- **Listed entries**:
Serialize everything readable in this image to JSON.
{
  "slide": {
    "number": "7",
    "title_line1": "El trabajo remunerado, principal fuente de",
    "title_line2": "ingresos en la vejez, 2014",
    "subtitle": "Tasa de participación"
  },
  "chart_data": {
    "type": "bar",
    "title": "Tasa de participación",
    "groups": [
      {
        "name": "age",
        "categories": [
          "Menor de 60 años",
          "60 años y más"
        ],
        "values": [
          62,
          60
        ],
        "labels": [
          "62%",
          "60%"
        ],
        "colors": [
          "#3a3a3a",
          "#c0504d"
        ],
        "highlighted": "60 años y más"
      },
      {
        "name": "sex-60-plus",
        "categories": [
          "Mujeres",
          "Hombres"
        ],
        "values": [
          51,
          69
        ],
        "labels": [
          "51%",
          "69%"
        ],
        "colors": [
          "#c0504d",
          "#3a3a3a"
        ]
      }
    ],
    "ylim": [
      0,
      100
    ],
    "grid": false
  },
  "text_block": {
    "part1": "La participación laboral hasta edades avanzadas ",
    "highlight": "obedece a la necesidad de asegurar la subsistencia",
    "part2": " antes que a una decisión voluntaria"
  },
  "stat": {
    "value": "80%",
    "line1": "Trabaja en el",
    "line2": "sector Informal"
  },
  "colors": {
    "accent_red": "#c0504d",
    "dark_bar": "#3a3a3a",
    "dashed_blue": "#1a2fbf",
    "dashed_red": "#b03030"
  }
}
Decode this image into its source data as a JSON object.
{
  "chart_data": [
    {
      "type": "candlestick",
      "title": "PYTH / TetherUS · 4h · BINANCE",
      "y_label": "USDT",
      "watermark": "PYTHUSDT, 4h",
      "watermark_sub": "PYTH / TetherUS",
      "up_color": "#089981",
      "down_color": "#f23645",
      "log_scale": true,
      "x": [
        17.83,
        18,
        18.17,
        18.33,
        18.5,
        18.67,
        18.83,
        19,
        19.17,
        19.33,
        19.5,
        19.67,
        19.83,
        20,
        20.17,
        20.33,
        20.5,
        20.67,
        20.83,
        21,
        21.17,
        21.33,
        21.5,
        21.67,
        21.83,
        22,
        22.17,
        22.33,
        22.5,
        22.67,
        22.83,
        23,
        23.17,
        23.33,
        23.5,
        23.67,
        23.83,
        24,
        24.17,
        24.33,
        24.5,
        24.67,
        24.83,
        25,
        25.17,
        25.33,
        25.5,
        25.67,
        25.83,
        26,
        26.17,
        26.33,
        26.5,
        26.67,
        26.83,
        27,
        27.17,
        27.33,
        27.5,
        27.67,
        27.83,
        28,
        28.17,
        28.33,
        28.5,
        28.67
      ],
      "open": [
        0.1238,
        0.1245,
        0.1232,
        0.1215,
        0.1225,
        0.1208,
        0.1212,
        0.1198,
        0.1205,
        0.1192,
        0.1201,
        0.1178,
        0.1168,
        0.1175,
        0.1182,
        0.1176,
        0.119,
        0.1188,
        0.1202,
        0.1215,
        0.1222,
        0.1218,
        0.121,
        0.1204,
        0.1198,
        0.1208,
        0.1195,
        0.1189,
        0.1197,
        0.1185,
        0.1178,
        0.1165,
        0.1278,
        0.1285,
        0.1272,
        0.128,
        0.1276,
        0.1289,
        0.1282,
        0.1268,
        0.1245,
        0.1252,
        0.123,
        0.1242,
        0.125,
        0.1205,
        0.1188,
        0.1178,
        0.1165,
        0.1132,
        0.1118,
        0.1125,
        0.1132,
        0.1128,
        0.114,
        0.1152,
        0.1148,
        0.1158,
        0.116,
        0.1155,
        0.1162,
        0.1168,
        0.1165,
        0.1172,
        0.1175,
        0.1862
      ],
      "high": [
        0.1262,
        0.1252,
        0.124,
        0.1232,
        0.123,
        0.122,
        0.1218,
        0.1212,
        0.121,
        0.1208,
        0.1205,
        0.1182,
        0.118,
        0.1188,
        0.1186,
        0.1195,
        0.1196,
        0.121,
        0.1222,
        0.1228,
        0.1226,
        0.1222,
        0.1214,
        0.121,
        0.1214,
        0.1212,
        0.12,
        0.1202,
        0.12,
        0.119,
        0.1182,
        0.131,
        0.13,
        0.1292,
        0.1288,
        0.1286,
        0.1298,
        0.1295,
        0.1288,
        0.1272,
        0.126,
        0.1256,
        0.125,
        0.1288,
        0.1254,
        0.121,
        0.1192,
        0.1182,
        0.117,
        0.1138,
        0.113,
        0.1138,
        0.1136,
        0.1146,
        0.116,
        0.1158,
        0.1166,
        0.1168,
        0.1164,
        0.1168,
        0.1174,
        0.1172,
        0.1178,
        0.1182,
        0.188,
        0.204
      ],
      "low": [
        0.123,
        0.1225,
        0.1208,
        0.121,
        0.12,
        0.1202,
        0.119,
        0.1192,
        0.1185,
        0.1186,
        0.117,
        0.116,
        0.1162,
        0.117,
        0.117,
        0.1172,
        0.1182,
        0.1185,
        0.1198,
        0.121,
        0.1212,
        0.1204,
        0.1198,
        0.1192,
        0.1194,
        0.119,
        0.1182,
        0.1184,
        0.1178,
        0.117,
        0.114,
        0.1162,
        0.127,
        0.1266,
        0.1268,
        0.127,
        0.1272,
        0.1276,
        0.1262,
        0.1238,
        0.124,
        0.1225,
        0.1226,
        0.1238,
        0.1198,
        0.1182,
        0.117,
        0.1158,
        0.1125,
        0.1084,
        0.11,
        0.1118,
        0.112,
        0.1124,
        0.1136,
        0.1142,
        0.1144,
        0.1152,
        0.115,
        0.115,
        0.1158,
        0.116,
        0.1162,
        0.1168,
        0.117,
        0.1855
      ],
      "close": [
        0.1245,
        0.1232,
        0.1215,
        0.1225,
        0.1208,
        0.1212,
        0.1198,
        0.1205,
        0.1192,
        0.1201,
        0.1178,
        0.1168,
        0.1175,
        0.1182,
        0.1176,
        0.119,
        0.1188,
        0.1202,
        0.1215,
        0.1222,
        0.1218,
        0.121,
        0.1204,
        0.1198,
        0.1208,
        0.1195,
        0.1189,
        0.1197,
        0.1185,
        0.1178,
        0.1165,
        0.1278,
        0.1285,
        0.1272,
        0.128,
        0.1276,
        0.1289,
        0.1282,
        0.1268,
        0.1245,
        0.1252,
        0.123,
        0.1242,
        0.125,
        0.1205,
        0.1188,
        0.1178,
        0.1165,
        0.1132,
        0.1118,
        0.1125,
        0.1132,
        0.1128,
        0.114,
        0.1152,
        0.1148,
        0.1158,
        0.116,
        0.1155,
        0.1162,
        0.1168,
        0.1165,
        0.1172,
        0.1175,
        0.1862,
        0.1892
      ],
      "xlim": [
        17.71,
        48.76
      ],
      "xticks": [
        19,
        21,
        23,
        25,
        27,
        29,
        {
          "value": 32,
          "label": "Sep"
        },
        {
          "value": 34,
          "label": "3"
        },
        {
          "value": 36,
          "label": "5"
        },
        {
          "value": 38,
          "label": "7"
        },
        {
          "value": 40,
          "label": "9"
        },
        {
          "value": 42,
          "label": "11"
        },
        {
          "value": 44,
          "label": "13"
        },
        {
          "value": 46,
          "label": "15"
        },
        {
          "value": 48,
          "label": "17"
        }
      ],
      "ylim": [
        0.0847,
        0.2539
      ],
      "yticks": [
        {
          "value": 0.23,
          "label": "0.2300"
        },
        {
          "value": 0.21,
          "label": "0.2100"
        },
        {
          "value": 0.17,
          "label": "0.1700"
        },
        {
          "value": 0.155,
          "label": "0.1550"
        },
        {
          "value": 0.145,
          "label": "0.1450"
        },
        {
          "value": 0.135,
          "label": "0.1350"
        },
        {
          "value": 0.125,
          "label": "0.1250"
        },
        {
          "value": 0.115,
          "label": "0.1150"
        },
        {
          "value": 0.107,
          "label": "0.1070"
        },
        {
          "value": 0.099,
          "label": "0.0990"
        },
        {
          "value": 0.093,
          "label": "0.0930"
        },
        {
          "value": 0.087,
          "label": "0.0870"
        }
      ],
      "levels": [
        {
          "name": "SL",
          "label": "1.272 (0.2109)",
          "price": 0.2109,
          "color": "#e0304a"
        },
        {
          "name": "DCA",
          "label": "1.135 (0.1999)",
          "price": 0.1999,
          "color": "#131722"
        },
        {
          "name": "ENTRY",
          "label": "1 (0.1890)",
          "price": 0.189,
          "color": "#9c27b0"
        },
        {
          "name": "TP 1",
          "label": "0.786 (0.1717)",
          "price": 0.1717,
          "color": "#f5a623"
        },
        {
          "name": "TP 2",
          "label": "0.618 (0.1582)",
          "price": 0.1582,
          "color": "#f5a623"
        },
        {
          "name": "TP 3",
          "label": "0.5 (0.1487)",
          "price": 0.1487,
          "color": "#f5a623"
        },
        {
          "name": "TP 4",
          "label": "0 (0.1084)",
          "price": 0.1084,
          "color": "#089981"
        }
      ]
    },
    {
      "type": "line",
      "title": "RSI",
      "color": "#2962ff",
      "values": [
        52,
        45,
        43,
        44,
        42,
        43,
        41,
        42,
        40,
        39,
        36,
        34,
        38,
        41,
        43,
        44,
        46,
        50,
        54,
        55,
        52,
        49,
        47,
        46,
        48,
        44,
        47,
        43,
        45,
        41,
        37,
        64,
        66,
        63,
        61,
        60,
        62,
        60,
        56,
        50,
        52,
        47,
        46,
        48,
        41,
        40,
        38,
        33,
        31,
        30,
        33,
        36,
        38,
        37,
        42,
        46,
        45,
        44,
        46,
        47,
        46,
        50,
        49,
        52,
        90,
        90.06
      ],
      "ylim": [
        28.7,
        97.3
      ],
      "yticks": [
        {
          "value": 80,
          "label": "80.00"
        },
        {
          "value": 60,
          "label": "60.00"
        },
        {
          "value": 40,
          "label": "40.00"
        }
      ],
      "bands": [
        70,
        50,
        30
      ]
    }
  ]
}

- **Request**:
Copy out every line of the listing that includes the string "JSON".

- **Solved exercise**:
Serialize everything readable in this image to JSON.
Decode this image into its source data as a JSON object.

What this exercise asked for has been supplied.